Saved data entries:
-- BEGIN --

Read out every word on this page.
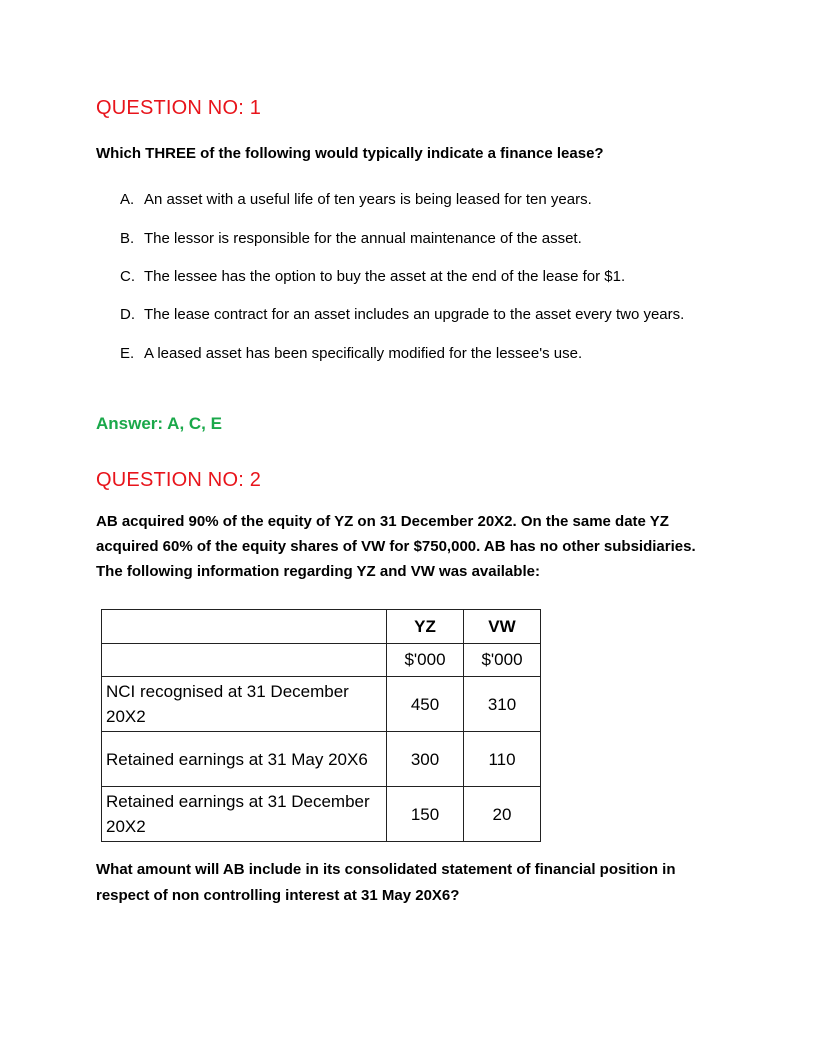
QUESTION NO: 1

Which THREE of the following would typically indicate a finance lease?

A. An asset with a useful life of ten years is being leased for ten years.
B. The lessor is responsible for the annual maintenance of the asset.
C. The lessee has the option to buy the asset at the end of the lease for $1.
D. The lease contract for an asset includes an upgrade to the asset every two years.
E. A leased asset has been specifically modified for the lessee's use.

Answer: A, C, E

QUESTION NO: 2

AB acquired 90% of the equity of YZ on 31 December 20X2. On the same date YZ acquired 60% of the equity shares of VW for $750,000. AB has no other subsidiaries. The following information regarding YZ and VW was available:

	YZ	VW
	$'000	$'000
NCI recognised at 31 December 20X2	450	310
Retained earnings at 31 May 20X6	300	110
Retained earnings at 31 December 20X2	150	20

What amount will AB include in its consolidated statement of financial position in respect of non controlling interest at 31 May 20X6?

-- END --

● Stated goal
Copy the entries above faithfully and omit every image.

● Solution to the exercise
Read out every word on this page.
QUESTION NO: 1

Which THREE of the following would typically indicate a finance lease?

A. An asset with a useful life of ten years is being leased for ten years.
B. The lessor is responsible for the annual maintenance of the asset.
C. The lessee has the option to buy the asset at the end of the lease for $1.
D. The lease contract for an asset includes an upgrade to the asset every two years.
E. A leased asset has been specifically modified for the lessee's use.

Answer: A, C, E

QUESTION NO: 2

AB acquired 90% of the equity of YZ on 31 December 20X2. On the same date YZ acquired 60% of the equity shares of VW for $750,000. AB has no other subsidiaries. The following information regarding YZ and VW was available:

	YZ	VW
	$'000	$'000
NCI recognised at 31 December 20X2	450	310
Retained earnings at 31 May 20X6	300	110
Retained earnings at 31 December 20X2	150	20

What amount will AB include in its consolidated statement of financial position in respect of non controlling interest at 31 May 20X6?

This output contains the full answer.